Halaman

Cinta
Ketika kita didudukan dalam situasi untuk memilih, tentu naluri kemanusiaan kita akan memilih yang terbaik (best of the best). Lalu bagaimana jika justru ketika pilihan tersebut tidak ada yang memenuhi kriteria kita, haruskah kita tinggalkan dan mencari pilihan lain? Bagaimana jika seandainya pilihan tersebut mutlak yang terakhir? Dan bagaimana jika seandainya pilihan tersebut adalah suatu keputusan yang justru berimplikasi terhadap masa depan kita? Bagaimana seandainya jika justru pilihan tersebut adalah ujian dari Allah Swt sebagai wujud dari kasih sayang-Nya terhadap kita?
Banyak cerita di sekeliling kita yang
dapat dijadikan bahan renungan tentang makna pilihan, dan buntutnya
tentu masalah cinta. Jangan berpikiran sempit dulu tentang cinta itu
sendiri. Cinta bukan hanya cinta antara pasangan suami istri (pasutri),
atau cinta antara anak dan orang tua, namun juga termaktub cinta kepada
suatu barang, misalnya buku dan lainnya. Bahkan ada seseorang yang
sangat mencintai idola-nya, entah itu seorang artis atau aktor film.
Bukan suatu kebetulan jika saya
mengetengahkan makna cinta ini kok sepertinya berhubungan dengan hari
‘valentine’ yang sebentar lagi tiba. Jujur saja saya sudah tidak ambil
pusing dengan perayaan tersebut semenjak saya tahu bahwa perayaan hari
valentine itu sangat jauh dari nilai islami.
Bagi saya, cinta itu bersifat universal yang berhak dimiliki dan
dinikmati oleh setiap makhluk hidup di bumi Allah ini tanpa batas waktu
dan jarak.
Lalu, bagaimana jika kita dihadapkan
kepada suatu keharusan untuk memilih satu dari dua pilihan yang ada?
Sudahkah kita memaknai bahwa pilihan tersebut adalah yang terbaik
menurut Allah Swt untuk kita, bukan sebaliknya.
Suatu kali pernah seorang teman bercerita
tentang kehidupan rumah tangganya yang bermasalah. Namun sayangnya hal
tersebut dijadikan alasan oleh sang teman untuk membalas-dendam dengan,
maaf, berselingkuh dengan orang lain. Saya pun kerap bertanya kepada
diri saya sendiri, bukankah ketika kita memutuskan menikahi pasangan
kita adalah suatu pilihan yang pasti terbaik dari segala pilihan yang
ada?
Tapi tunggu dulu, terbaik menurut siapa?
Allah Swt menganugerahi setiap manusia
sebuah bonus yang bernama ‘akal’, mengapa saya katakan ‘bonus’ karena
selain manusia, makhluk lain (hewan dan tumbuhan) tidak dianugerahi hal
yang sama. Selain itu, sebagai manusia kita pun dianugerahi ‘titel’
khalifah (di bumi) oleh Allah Swt.
“Dia-lah yang menjadikan kamu khalifah-khalifah di muka bumi”. (Faathir:39)

Kumpulan Soal
a – Menurut tulisan tentang cinta, makhluk apa saja selain manusia yang tidak dianugerahi akal?
b – Lanjutkan tulisan tentang cinta mulai dari kalimat terakhirnya.

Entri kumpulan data
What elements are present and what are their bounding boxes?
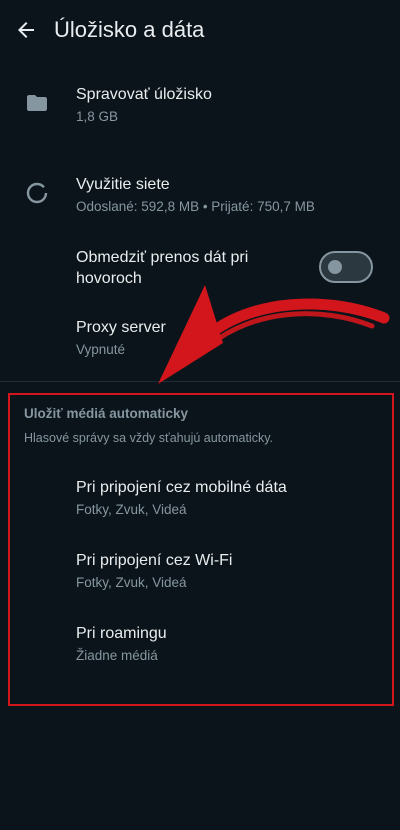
less-data-calls-toggle[interactable]	[319, 251, 373, 283]
storage-size: 1,8 GB	[76, 109, 119, 124]
auto-download-value: Fotky, Zvuk, Videá	[76, 575, 187, 590]
auto-download-roaming-item[interactable]: Pri roamingu Žiadne médiá	[0, 618, 400, 674]
auto-download-mobile-data-item[interactable]: Pri pripojení cez mobilné dáta Fotky, Zv…	[0, 472, 400, 528]
auto-download-value: Fotky, Zvuk, Videá	[76, 502, 187, 517]
proxy-server-label: Proxy server	[76, 319, 166, 336]
less-data-calls-label-line1: Obmedziť prenos dát pri	[76, 249, 249, 266]
auto-download-wifi-item[interactable]: Pri pripojení cez Wi-Fi Fotky, Zvuk, Vid…	[0, 545, 400, 601]
auto-download-value: Žiadne médiá	[76, 648, 158, 663]
toggle-knob	[328, 260, 342, 274]
data-usage-icon	[24, 180, 50, 206]
auto-download-label: Pri roamingu	[76, 625, 167, 642]
folder-icon	[24, 90, 50, 116]
proxy-server-value: Vypnuté	[76, 342, 126, 357]
arrow-back-icon	[18, 22, 34, 38]
network-usage-item[interactable]: Využitie siete Odoslané: 592,8 MB • Prij…	[0, 168, 400, 226]
page-title: Úložisko a dáta	[54, 17, 205, 42]
section-description: Hlasové správy sa vždy sťahujú automatic…	[24, 431, 274, 445]
app-bar: Úložisko a dáta	[0, 0, 400, 62]
divider	[0, 381, 400, 382]
manage-storage-label: Spravovať úložisko	[76, 86, 212, 103]
back-button[interactable]	[10, 14, 42, 46]
less-data-calls-label-line2: hovoroch	[76, 270, 142, 287]
auto-download-label: Pri pripojení cez Wi-Fi	[76, 552, 233, 569]
proxy-server-item[interactable]: Proxy server Vypnuté	[0, 312, 400, 368]
network-usage-value: Odoslané: 592,8 MB • Prijaté: 750,7 MB	[76, 199, 315, 214]
auto-download-label: Pri pripojení cez mobilné dáta	[76, 479, 287, 496]
section-title-auto-download: Uložiť médiá automaticky	[24, 406, 189, 421]
manage-storage-item[interactable]: Spravovať úložisko 1,8 GB	[0, 78, 400, 136]
network-usage-label: Využitie siete	[76, 176, 170, 193]
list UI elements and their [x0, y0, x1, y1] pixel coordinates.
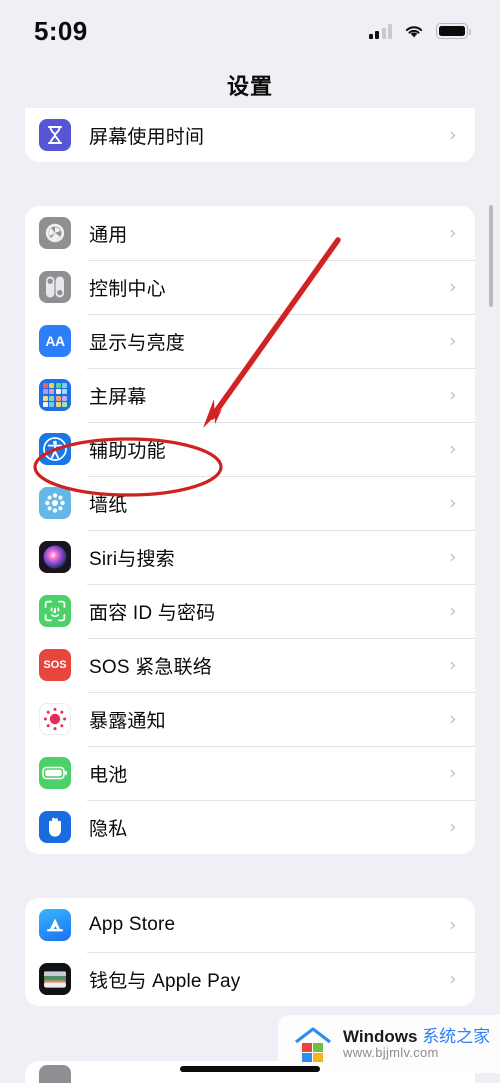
chevron-right-icon: › [449, 816, 457, 838]
settings-row[interactable]: 通用 › [25, 206, 475, 260]
battery-settings-icon [39, 757, 71, 789]
chevron-right-icon: › [449, 654, 457, 676]
watermark-title-en: Windows [343, 1026, 423, 1046]
settings-row-label: Siri与搜索 [89, 548, 175, 570]
control-center-icon [39, 271, 71, 303]
watermark-title: Windows 系统之家 [343, 1027, 490, 1047]
page-title: 设置 [226, 74, 273, 99]
settings-row[interactable]: 墙纸 › [25, 476, 475, 530]
settings-row-label: SOS 紧急联络 [89, 656, 213, 678]
group-screen-time: 屏幕使用时间 › [25, 108, 475, 162]
chevron-right-icon: › [449, 762, 457, 784]
hourglass-icon [39, 119, 71, 151]
settings-row[interactable]: 屏幕使用时间 › [25, 108, 475, 162]
wifi-icon [405, 26, 423, 38]
face-id-icon [39, 595, 71, 627]
settings-row-label: 显示与亮度 [89, 332, 186, 354]
siri-icon [39, 541, 71, 573]
chevron-right-icon: › [449, 222, 457, 244]
settings-row-label: 主屏幕 [89, 386, 147, 408]
settings-row-label: 面容 ID 与密码 [89, 602, 216, 624]
settings-row-label: 控制中心 [89, 278, 166, 300]
watermark-title-cn: 系统之家 [422, 1026, 491, 1046]
chevron-right-icon: › [449, 492, 457, 514]
watermark: Windows 系统之家 www.bjjmlv.com [278, 1015, 500, 1073]
watermark-text: Windows 系统之家 www.bjjmlv.com [343, 1027, 490, 1061]
partial-icon [39, 1065, 71, 1083]
watermark-url: www.bjjmlv.com [343, 1045, 439, 1061]
gear-icon [39, 217, 71, 249]
settings-row[interactable]: Siri与搜索 › [25, 530, 475, 584]
settings-list[interactable]: 屏幕使用时间 › 通用 › 控制中心 › AA 显示与亮度 › 主屏幕 › 辅助功能 › 墙纸 › Siri与… [0, 108, 500, 1006]
settings-row[interactable]: 面容 ID 与密码 › [25, 584, 475, 638]
settings-row-label: 屏幕使用时间 [89, 126, 205, 148]
settings-row[interactable]: AA 显示与亮度 › [25, 314, 475, 368]
status-time: 5:09 [34, 15, 88, 46]
chevron-right-icon: › [449, 330, 457, 352]
settings-row-label: 钱包与 Apple Pay [89, 970, 241, 992]
group-store: App Store › 钱包与 Apple Pay › [25, 898, 475, 1006]
wallpaper-icon [39, 487, 71, 519]
chevron-right-icon: › [449, 124, 457, 146]
battery-icon [436, 23, 472, 39]
chevron-right-icon: › [449, 914, 457, 936]
sos-icon: SOS [39, 649, 71, 681]
settings-row-label: 通用 [89, 224, 128, 246]
settings-row-label: 辅助功能 [89, 440, 166, 462]
settings-row[interactable]: 隐私 › [25, 800, 475, 854]
windows-house-logo-icon [295, 1027, 331, 1062]
settings-row[interactable]: 辅助功能 › [25, 422, 475, 476]
settings-row[interactable]: App Store › [25, 898, 475, 952]
home-indicator[interactable] [180, 1066, 320, 1072]
group-system: 通用 › 控制中心 › AA 显示与亮度 › 主屏幕 › 辅助功能 › 墙纸 › Siri与搜索 › 面容 I… [25, 206, 475, 854]
chevron-right-icon: › [449, 708, 457, 730]
exposure-notification-icon [39, 703, 71, 735]
settings-row[interactable]: 主屏幕 › [25, 368, 475, 422]
chevron-right-icon: › [449, 600, 457, 622]
settings-row[interactable]: 钱包与 Apple Pay › [25, 952, 475, 1006]
settings-row-label: App Store [89, 914, 176, 935]
settings-row-label: 电池 [89, 764, 128, 786]
wallet-icon [39, 963, 71, 995]
navigation-bar: 设置 [0, 62, 500, 108]
home-screen-icon [39, 379, 71, 411]
chevron-right-icon: › [449, 384, 457, 406]
chevron-right-icon: › [449, 546, 457, 568]
settings-row[interactable]: 电池 › [25, 746, 475, 800]
iphone-settings-screen: 5:09 设置 屏幕使用时间 › 通用 › 控制中心 › AA 显示与亮度 › 主屏幕 › 辅助功能 ›… [0, 0, 500, 1083]
status-bar: 5:09 [0, 0, 500, 62]
app-store-icon [39, 909, 71, 941]
scrollbar-indicator[interactable] [489, 205, 493, 307]
cellular-signal-icon [368, 23, 392, 39]
settings-row-label: 暴露通知 [89, 710, 166, 732]
chevron-right-icon: › [449, 438, 457, 460]
settings-row-label: 隐私 [89, 818, 128, 840]
settings-row[interactable]: 控制中心 › [25, 260, 475, 314]
chevron-right-icon: › [449, 276, 457, 298]
settings-row[interactable]: 暴露通知 › [25, 692, 475, 746]
chevron-right-icon: › [449, 968, 457, 990]
accessibility-icon [39, 433, 71, 465]
display-brightness-icon: AA [39, 325, 71, 357]
settings-row[interactable]: SOS SOS 紧急联络 › [25, 638, 475, 692]
privacy-hand-icon [39, 811, 71, 843]
settings-row-label: 墙纸 [89, 494, 128, 516]
status-icons [368, 23, 472, 39]
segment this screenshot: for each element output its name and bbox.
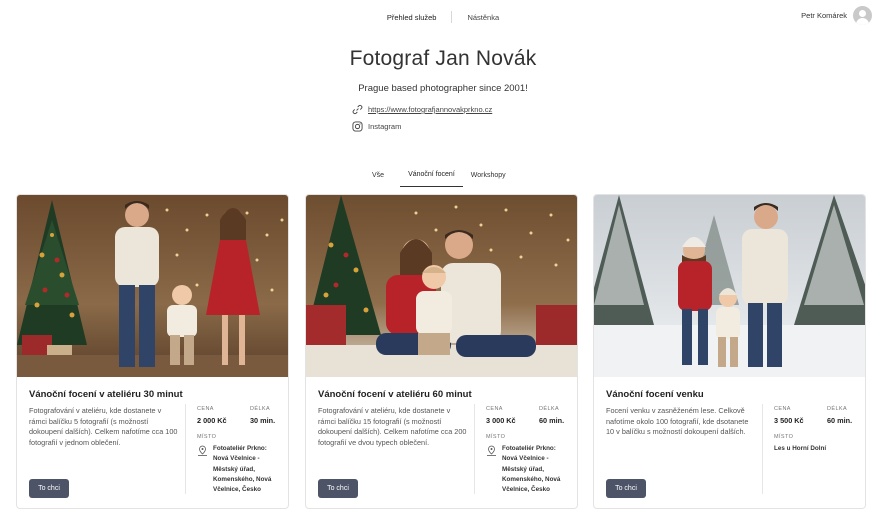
service-card[interactable]: Vánoční focení v ateliéru 60 minut Fotog… (305, 194, 578, 509)
card-divider (474, 404, 475, 494)
duration-label: DÉLKA (827, 406, 848, 412)
card-title: Vánoční focení venku (606, 389, 704, 400)
user-name: Petr Komárek (801, 11, 847, 20)
price-value: 3 000 Kč (486, 416, 516, 425)
nav-link-services[interactable]: Přehled služeb (372, 13, 452, 22)
card-description: Focení venku v zasněženém lese. Celkově … (606, 406, 749, 436)
avatar[interactable] (853, 6, 872, 25)
want-it-button[interactable]: To chci (29, 479, 69, 498)
instagram-row[interactable]: Instagram (352, 121, 401, 132)
price-label: CENA (197, 406, 214, 412)
instagram-icon (352, 121, 363, 132)
service-photo (306, 195, 577, 377)
nav-link-dashboard[interactable]: Nástěnka (452, 13, 514, 22)
tab-christmas[interactable]: Vánoční focení (400, 169, 463, 187)
place-label: MÍSTO (197, 434, 217, 440)
card-divider (185, 404, 186, 494)
price-label: CENA (774, 406, 791, 412)
tab-workshops[interactable]: Workshopy (463, 170, 514, 187)
map-pin-icon (198, 445, 207, 456)
page-subtitle: Prague based photographer since 2001! (358, 83, 528, 94)
duration-value: 60 min. (539, 416, 565, 425)
want-it-button[interactable]: To chci (318, 479, 358, 498)
place-value: Fotoateliér Prkno: Nová Včelnice - Městs… (502, 445, 561, 494)
place-value: Les u Horní Dolní (774, 445, 827, 452)
instagram-link[interactable]: Instagram (368, 122, 401, 131)
avatar-head (859, 10, 866, 17)
tab-all[interactable]: Vše (364, 170, 392, 187)
card-title: Vánoční focení v ateliéru 30 minut (29, 389, 183, 400)
website-link[interactable]: https://www.fotografjannovakprkno.cz (368, 105, 492, 114)
website-row[interactable]: https://www.fotografjannovakprkno.cz (352, 104, 492, 115)
card-description: Fotografování v ateliéru, kde dostanete … (318, 406, 467, 447)
studio-family-photo (306, 195, 577, 377)
place-label: MÍSTO (486, 434, 506, 440)
link-icon (352, 104, 363, 115)
nav-links: Přehled služeb Nástěnka (0, 11, 886, 23)
duration-label: DÉLKA (539, 406, 560, 412)
place-label: MÍSTO (774, 434, 794, 440)
studio-family-photo (17, 195, 288, 377)
map-pin-icon (487, 445, 496, 456)
duration-label: DÉLKA (250, 406, 271, 412)
price-label: CENA (486, 406, 503, 412)
place-value: Fotoateliér Prkno: Nová Včelnice - Městs… (213, 445, 272, 494)
service-photo (17, 195, 288, 377)
category-tabs: Vše Vánoční focení Workshopy (364, 169, 514, 187)
service-photo (594, 195, 865, 377)
price-value: 2 000 Kč (197, 416, 227, 425)
top-navigation: Přehled služeb Nástěnka Petr Komárek (0, 0, 886, 32)
service-card[interactable]: Vánoční focení v ateliéru 30 minut Fotog… (16, 194, 289, 509)
duration-value: 60 min. (827, 416, 853, 425)
card-divider (762, 404, 763, 494)
avatar-body (856, 18, 869, 25)
service-card[interactable]: Vánoční focení venku Focení venku v zasn… (593, 194, 866, 509)
card-title: Vánoční focení v ateliéru 60 minut (318, 389, 472, 400)
duration-value: 30 min. (250, 416, 276, 425)
card-description: Fotografování v ateliéru, kde dostanete … (29, 406, 178, 447)
price-value: 3 500 Kč (774, 416, 804, 425)
user-menu[interactable]: Petr Komárek (801, 6, 872, 25)
want-it-button[interactable]: To chci (606, 479, 646, 498)
snowy-forest-family-photo (594, 195, 865, 377)
page-title: Fotograf Jan Novák (349, 47, 537, 70)
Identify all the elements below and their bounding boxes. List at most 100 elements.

Hasil Jawaban
a – Hewan dan tumbuhan.

b –
Kembali kepada cerita seorang teman di
atas, salahkah dia dengan pilihan hatinya? Salahkah dia ketika meresa
kecewa karena pilihannya ternyata jauh dari apa yang dia impikan? Atau
ketika dia diberikan pilihan, sudahkah dia memutuskan memilihnya dengan
atas nama Allah?
Suami selalu mengingatkan saya untuk
tidak terlalu mencintainya kalau bukan karena Allah Swt, karena ketika
suatu saat Allah memanggil suami, tidak ada lagi cinta dan tempat
bernaung yang tersisa, karena kesemua cinta yang ada sudah dibawanya
pergi. Namun, ketika ketika kita mencintainya atas nama Allah, badai
rintangan apapun yang menghadang, kita masih dapat berlindung di bawah
kasih sayang-Nya karena hanya Allah Swt yang mampu memberikan
kesempurnaan perlindungan.
Keputusan sang teman untuk berselingkuh,
jelas meletakkan nafsu di atas akal. Bukan hanya tidak akan memecahkan
masalah, bahkan akan menambah masalah baru. Akal pun dikorbankan atas
nama nafsu semata.
Saya teringat ketika adzan maghrib
berkumandang, sebagian kita mungkin sedang asyik menyimak berita
demonstrasi di sebuah liputan berita nasional di televisi. Dan pilihan
kembali disorongkan kepada diri kita. Mematikan televisi dan langsung
berwudhu atau mentolerir diri kita dengan ‘pembenaran’, tokh beritanya
tinggal lima menit, dan terus menonton. Kembali akal pun kita korbankan
atas nama ‘tinggal lima menit’ ketika kita diberikan suatu pilihan di
hadapan kita.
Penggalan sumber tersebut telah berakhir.